## start PROVIDED ENTRIES
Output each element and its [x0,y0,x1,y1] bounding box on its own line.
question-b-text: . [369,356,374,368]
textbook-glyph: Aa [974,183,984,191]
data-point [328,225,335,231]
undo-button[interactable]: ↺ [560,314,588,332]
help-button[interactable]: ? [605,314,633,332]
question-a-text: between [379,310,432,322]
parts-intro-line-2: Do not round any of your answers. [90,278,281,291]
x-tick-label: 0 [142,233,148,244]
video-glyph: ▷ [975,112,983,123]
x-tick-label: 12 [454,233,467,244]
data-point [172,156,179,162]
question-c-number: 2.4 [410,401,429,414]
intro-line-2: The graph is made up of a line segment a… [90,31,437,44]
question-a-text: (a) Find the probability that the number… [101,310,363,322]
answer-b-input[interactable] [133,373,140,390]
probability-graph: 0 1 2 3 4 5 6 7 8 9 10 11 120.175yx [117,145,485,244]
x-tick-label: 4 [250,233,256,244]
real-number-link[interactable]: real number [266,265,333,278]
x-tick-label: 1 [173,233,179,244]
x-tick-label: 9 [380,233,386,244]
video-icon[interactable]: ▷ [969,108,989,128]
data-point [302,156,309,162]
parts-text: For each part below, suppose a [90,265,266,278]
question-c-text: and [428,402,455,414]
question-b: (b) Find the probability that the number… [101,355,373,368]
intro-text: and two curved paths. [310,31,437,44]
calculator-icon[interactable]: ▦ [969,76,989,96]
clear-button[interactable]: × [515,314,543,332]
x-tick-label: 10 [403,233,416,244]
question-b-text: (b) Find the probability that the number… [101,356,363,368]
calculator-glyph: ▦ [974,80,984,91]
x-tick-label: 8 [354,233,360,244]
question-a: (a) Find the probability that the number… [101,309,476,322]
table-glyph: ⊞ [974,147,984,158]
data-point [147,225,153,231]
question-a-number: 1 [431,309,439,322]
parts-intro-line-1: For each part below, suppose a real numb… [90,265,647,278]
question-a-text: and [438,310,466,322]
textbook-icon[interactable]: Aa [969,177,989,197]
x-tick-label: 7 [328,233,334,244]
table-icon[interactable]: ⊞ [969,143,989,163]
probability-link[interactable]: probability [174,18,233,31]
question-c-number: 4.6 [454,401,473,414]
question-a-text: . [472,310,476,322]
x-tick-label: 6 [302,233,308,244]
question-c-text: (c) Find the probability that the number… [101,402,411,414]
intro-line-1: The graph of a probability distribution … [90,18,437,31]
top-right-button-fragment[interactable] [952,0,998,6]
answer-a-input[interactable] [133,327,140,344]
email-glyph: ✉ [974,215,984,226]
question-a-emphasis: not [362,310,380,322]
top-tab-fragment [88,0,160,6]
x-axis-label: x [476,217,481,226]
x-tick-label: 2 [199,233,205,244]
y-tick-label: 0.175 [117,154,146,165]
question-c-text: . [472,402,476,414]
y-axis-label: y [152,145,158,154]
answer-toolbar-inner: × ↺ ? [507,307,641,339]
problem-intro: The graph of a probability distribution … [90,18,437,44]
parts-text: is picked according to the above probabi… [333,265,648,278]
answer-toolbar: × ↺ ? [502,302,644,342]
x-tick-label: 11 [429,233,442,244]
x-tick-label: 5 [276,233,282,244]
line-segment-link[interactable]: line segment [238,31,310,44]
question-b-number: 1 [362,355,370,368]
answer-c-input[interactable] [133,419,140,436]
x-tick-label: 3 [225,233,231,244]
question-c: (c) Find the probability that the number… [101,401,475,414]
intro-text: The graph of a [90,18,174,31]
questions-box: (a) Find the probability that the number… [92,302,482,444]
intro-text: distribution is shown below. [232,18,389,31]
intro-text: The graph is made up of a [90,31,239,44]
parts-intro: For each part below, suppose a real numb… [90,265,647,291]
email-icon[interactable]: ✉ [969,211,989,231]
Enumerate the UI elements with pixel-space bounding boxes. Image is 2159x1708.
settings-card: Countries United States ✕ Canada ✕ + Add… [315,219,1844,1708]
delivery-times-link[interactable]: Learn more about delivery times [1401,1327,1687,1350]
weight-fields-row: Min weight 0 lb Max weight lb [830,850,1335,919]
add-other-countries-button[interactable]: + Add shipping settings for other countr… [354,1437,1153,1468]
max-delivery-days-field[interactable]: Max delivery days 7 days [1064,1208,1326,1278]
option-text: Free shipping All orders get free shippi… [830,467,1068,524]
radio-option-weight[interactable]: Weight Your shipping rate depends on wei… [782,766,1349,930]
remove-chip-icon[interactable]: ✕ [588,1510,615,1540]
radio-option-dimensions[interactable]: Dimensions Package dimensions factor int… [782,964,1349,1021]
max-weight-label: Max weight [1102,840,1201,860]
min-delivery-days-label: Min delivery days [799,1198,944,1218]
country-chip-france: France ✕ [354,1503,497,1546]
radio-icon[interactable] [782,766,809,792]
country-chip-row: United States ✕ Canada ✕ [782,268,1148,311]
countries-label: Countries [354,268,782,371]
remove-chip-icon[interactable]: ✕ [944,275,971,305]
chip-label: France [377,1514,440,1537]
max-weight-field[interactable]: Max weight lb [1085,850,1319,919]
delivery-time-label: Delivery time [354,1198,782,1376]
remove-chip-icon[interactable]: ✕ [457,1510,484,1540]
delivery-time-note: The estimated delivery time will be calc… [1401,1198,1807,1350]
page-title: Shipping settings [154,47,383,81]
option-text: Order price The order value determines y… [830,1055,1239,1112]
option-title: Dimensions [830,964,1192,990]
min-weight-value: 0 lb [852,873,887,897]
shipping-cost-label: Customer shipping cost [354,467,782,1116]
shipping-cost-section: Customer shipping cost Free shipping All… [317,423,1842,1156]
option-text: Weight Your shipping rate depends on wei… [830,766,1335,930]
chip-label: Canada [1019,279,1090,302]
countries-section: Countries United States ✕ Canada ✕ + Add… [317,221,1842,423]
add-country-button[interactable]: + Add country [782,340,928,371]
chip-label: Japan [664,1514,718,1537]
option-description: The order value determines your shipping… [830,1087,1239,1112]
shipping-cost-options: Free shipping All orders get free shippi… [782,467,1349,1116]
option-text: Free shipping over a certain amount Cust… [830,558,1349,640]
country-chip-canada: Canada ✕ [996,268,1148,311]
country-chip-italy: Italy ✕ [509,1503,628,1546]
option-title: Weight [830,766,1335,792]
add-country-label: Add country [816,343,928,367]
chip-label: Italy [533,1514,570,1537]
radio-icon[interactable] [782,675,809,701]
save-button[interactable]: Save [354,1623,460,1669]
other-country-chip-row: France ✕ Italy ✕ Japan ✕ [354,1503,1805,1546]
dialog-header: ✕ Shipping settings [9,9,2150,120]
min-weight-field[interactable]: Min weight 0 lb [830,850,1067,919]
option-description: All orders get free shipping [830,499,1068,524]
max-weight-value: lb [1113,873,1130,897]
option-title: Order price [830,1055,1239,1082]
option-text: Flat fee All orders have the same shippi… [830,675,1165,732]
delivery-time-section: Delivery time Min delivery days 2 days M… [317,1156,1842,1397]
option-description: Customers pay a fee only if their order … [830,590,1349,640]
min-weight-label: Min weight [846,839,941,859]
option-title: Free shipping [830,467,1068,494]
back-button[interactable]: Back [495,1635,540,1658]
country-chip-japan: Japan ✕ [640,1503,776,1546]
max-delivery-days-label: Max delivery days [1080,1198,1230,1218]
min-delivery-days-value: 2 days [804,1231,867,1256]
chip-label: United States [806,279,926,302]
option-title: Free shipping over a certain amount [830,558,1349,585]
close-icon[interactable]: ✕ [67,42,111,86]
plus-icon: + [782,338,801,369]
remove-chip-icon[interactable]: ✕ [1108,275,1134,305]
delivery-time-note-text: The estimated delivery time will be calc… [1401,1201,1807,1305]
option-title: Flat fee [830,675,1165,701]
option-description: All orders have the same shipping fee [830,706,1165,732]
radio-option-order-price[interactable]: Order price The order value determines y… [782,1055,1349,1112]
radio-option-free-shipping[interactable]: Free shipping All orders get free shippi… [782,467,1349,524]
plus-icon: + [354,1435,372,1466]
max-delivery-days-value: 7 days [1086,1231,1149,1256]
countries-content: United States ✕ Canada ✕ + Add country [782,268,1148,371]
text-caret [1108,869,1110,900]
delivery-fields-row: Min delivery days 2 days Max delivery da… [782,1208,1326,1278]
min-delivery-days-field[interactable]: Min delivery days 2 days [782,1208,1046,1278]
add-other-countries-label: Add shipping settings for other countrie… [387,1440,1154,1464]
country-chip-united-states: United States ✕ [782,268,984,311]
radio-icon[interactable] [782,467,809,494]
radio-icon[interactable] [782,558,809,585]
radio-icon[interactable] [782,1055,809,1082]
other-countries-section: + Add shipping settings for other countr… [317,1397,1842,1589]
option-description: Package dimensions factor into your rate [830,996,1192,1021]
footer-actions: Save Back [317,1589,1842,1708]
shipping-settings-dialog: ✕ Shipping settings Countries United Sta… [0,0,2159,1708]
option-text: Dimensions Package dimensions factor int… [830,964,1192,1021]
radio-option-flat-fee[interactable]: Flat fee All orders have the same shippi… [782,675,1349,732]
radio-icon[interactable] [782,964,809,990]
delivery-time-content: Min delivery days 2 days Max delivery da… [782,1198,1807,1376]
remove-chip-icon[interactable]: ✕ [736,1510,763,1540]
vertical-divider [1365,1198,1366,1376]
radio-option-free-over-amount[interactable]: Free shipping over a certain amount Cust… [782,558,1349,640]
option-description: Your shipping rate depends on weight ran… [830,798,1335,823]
## end PROVIDED ENTRIES
PROBLEM TO WORK ON >>
Could you rewrite the rows from the first one through the line containing "x-tick-label: 7 [328,233,334,244]", with "data-point" swapped for "plot-marker" and nothing else changed?

EXERCISE ANSWER >>
Output each element and its [x0,y0,x1,y1] bounding box on its own line.
question-b-text: . [369,356,374,368]
textbook-glyph: Aa [974,183,984,191]
plot-marker [328,225,335,231]
undo-button[interactable]: ↺ [560,314,588,332]
help-button[interactable]: ? [605,314,633,332]
question-a-text: between [379,310,432,322]
parts-intro-line-2: Do not round any of your answers. [90,278,281,291]
x-tick-label: 0 [142,233,148,244]
video-glyph: ▷ [975,112,983,123]
x-tick-label: 12 [454,233,467,244]
plot-marker [172,156,179,162]
question-c-number: 2.4 [410,401,429,414]
intro-line-2: The graph is made up of a line segment a… [90,31,437,44]
question-a-text: (a) Find the probability that the number… [101,310,363,322]
answer-b-input[interactable] [133,373,140,390]
probability-graph: 0 1 2 3 4 5 6 7 8 9 10 11 120.175yx [117,145,485,244]
x-tick-label: 4 [250,233,256,244]
real-number-link[interactable]: real number [266,265,333,278]
x-tick-label: 1 [173,233,179,244]
x-tick-label: 9 [380,233,386,244]
video-icon[interactable]: ▷ [969,108,989,128]
plot-marker [302,156,309,162]
parts-text: For each part below, suppose a [90,265,266,278]
question-c-text: and [428,402,455,414]
question-b: (b) Find the probability that the number… [101,355,373,368]
intro-text: and two curved paths. [310,31,437,44]
calculator-icon[interactable]: ▦ [969,76,989,96]
clear-button[interactable]: × [515,314,543,332]
x-tick-label: 10 [403,233,416,244]
question-b-text: (b) Find the probability that the number… [101,356,363,368]
calculator-glyph: ▦ [974,80,984,91]
x-tick-label: 8 [354,233,360,244]
question-a: (a) Find the probability that the number… [101,309,476,322]
table-glyph: ⊞ [974,147,984,158]
plot-marker [147,225,153,231]
question-a-number: 1 [431,309,439,322]
parts-intro-line-1: For each part below, suppose a real numb… [90,265,647,278]
question-a-text: and [438,310,466,322]
textbook-icon[interactable]: Aa [969,177,989,197]
x-tick-label: 7 [328,233,334,244]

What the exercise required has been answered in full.